**WRITTEN TASK**
Images must not appear in your copy; reproduce every other part of the records exactly.

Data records
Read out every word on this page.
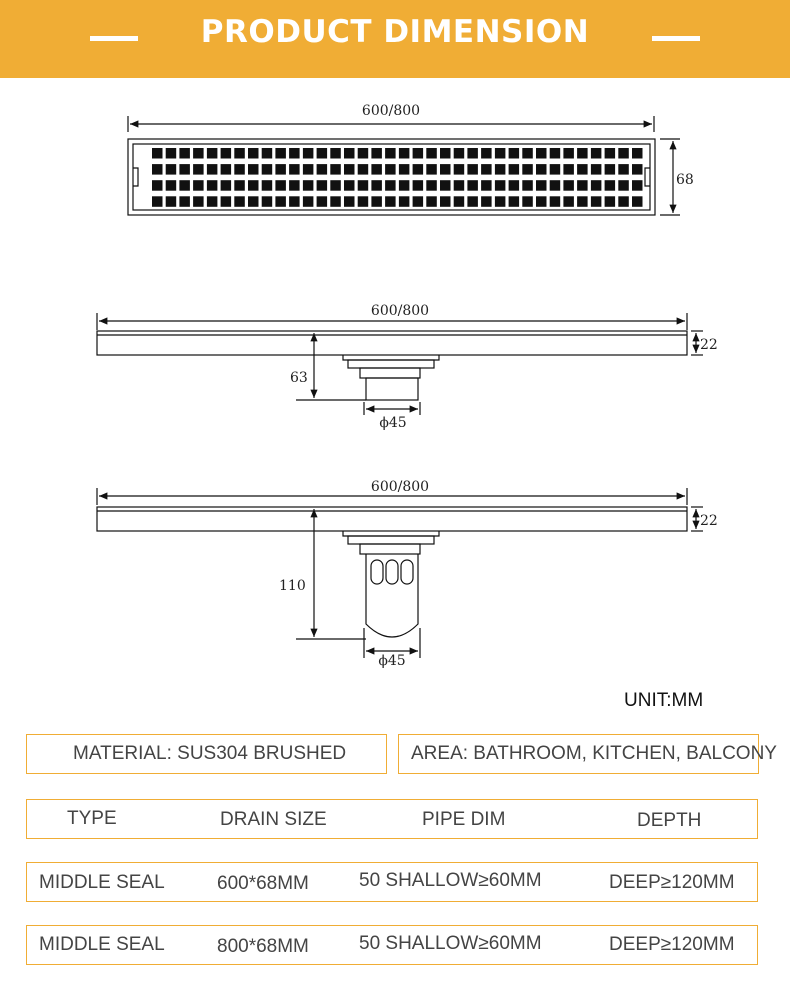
PRODUCT DIMENSION
600/800
68
600/800
22
63
ϕ45
600/800
22
110
ϕ45
UNIT:MM
MATERIAL: SUS304 BRUSHED	AREA: BATHROOM, KITCHEN, BALCONY
TYPE	DRAIN SIZE	PIPE DIM	DEPTH
MIDDLE SEAL	600*68MM	50 SHALLOW≥60MM	DEEP≥120MM
MIDDLE SEAL	800*68MM	50 SHALLOW≥60MM	DEEP≥120MM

**FULL SOLUTION**
Read out every word on this page.
PRODUCT DIMENSION
600/800
68
600/800
22
63
ϕ45
600/800
22
110
ϕ45
UNIT:MM
MATERIAL: SUS304 BRUSHED	AREA: BATHROOM, KITCHEN, BALCONY
TYPE	DRAIN SIZE	PIPE DIM	DEPTH
MIDDLE SEAL	600*68MM	50 SHALLOW≥60MM	DEEP≥120MM
MIDDLE SEAL	800*68MM	50 SHALLOW≥60MM	DEEP≥120MM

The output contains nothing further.